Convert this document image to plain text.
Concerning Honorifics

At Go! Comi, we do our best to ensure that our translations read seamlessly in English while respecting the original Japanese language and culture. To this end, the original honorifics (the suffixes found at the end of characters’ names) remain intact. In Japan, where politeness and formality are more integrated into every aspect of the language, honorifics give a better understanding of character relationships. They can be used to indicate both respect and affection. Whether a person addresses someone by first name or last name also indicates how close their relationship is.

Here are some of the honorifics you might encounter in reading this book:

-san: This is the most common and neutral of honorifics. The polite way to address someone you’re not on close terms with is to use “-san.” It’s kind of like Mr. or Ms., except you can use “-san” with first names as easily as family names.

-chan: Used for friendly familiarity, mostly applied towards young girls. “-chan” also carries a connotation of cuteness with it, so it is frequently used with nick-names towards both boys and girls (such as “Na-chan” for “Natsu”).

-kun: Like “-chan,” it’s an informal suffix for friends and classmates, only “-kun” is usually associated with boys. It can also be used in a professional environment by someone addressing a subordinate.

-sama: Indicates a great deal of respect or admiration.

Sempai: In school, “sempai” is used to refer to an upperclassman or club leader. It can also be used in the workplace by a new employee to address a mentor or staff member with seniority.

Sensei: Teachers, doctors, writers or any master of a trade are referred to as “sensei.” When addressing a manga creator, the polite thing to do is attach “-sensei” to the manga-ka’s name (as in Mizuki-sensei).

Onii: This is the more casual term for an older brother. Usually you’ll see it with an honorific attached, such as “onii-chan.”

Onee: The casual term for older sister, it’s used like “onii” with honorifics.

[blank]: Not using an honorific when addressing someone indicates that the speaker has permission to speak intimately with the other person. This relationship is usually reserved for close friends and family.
...
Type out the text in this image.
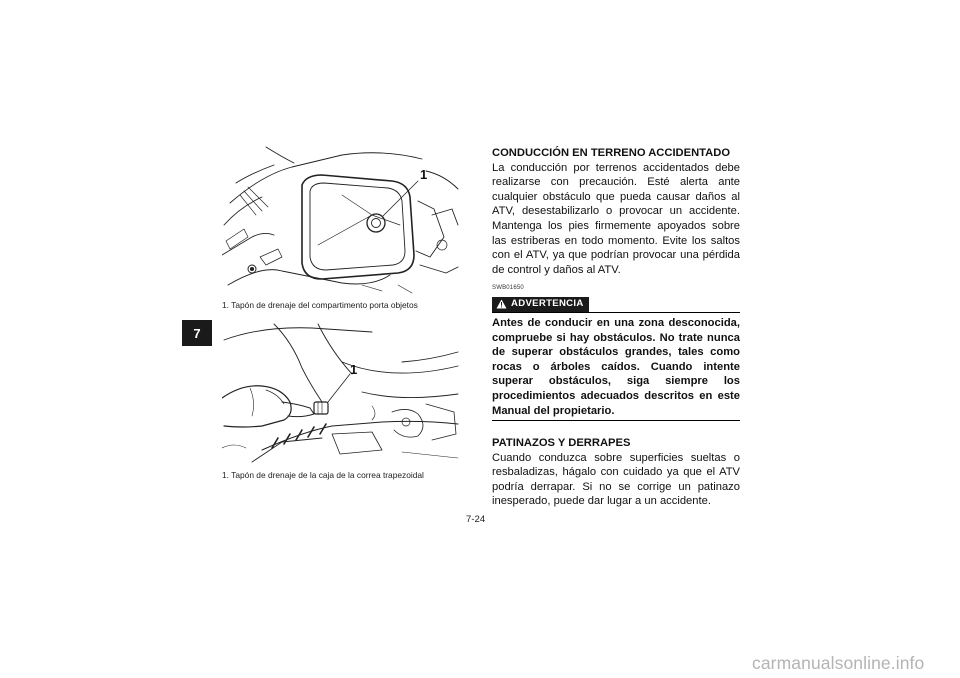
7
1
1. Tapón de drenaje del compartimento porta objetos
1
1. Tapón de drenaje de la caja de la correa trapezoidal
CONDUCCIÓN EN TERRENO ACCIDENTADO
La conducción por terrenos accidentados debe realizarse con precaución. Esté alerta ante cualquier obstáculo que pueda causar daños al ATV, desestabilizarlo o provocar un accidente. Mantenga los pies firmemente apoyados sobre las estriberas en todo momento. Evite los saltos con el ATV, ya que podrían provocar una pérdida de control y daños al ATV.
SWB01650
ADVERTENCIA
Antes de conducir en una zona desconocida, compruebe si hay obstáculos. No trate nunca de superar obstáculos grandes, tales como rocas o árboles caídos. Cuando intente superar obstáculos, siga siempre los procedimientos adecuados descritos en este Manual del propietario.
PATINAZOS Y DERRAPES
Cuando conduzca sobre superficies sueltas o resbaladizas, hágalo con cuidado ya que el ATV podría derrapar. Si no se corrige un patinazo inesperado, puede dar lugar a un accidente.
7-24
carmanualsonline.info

§ **YOUR OBJECTIVE**
Show all lines in the entries above where the word "casual" appears.

§ **ANSWER FOR THE TASK**
Onii: This is the more casual term for an older brother. Usually you’ll see it with an honorific attached, such as “onii-chan.”
Onee: The casual term for older sister, it’s used like “onii” with honorifics.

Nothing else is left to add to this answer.